Start of DATA FOR THIS TASK

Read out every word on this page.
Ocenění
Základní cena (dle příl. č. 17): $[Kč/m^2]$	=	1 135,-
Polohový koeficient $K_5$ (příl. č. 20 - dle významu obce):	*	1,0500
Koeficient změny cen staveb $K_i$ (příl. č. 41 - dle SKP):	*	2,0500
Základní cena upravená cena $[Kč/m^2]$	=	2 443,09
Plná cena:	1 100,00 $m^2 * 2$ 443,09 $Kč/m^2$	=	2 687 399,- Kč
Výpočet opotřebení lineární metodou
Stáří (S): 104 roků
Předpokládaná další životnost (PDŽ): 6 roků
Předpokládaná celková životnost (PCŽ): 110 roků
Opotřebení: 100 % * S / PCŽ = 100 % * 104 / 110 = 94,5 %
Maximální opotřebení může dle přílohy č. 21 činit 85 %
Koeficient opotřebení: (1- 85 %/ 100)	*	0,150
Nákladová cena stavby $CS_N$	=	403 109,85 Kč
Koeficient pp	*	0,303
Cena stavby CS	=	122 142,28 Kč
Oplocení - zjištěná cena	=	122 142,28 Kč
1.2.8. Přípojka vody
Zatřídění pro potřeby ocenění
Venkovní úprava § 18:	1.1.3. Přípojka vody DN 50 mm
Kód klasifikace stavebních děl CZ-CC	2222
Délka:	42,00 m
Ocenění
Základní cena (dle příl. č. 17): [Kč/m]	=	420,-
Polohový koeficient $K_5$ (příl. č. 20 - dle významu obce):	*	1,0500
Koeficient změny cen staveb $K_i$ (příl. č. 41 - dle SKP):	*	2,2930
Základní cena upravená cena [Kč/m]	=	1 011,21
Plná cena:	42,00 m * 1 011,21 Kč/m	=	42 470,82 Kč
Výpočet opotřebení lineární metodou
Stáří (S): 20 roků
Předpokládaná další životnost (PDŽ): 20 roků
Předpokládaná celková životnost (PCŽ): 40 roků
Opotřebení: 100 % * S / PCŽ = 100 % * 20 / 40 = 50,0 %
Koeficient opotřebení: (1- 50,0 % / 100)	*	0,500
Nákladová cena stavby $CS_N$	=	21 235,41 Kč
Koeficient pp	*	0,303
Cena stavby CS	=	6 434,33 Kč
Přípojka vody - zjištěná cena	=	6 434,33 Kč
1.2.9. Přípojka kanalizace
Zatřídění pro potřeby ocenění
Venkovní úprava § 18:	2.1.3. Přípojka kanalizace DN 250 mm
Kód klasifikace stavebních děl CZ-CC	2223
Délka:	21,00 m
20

End of DATA FOR THIS TASK
Start of DATA FOR THIS TASK

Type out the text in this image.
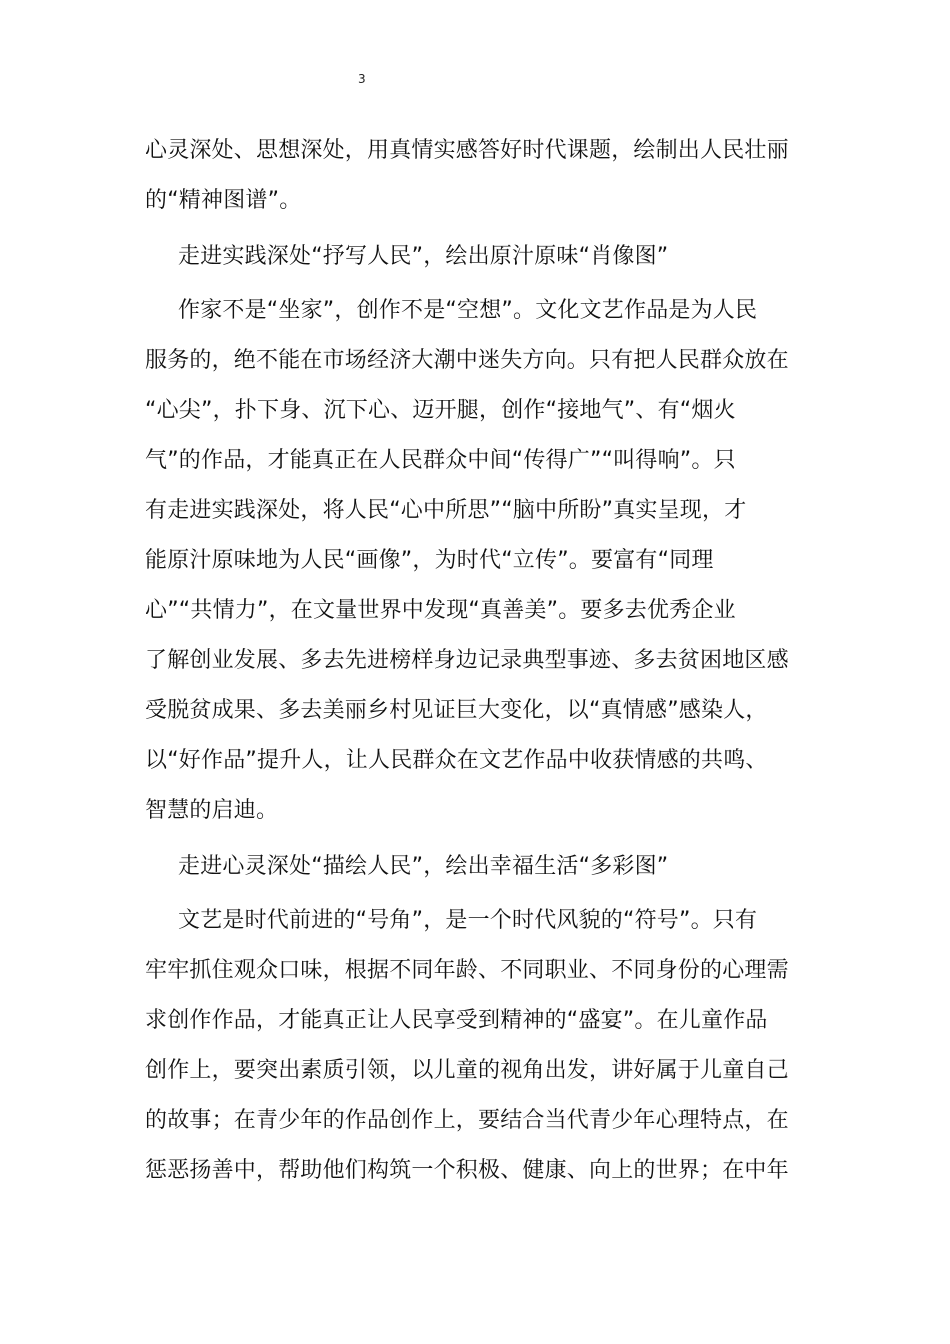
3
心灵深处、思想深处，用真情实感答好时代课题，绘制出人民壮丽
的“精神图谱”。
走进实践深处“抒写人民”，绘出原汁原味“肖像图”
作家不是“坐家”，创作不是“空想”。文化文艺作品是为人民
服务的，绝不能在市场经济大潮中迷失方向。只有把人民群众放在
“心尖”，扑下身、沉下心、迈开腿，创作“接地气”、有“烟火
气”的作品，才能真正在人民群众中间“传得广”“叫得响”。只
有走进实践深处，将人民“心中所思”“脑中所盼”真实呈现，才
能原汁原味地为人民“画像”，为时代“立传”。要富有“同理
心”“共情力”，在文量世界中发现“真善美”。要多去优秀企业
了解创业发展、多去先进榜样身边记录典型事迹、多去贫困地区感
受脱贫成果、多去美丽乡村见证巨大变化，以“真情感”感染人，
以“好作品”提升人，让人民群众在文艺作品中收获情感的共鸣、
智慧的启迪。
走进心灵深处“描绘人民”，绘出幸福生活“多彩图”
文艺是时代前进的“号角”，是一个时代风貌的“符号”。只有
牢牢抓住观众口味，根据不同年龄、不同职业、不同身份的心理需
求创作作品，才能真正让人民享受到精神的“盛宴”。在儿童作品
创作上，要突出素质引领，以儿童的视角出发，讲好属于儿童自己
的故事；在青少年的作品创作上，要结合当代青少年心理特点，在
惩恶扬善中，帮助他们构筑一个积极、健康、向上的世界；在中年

End of DATA FOR THIS TASK

- [GOAL]
Search the data for the string "kanalizace". List each line that has it.

- [OUTPUT FOR THIS TASK]
1.2.9. Přípojka kanalizace
Venkovní úprava § 18:	2.1.3. Přípojka kanalizace DN 250 mm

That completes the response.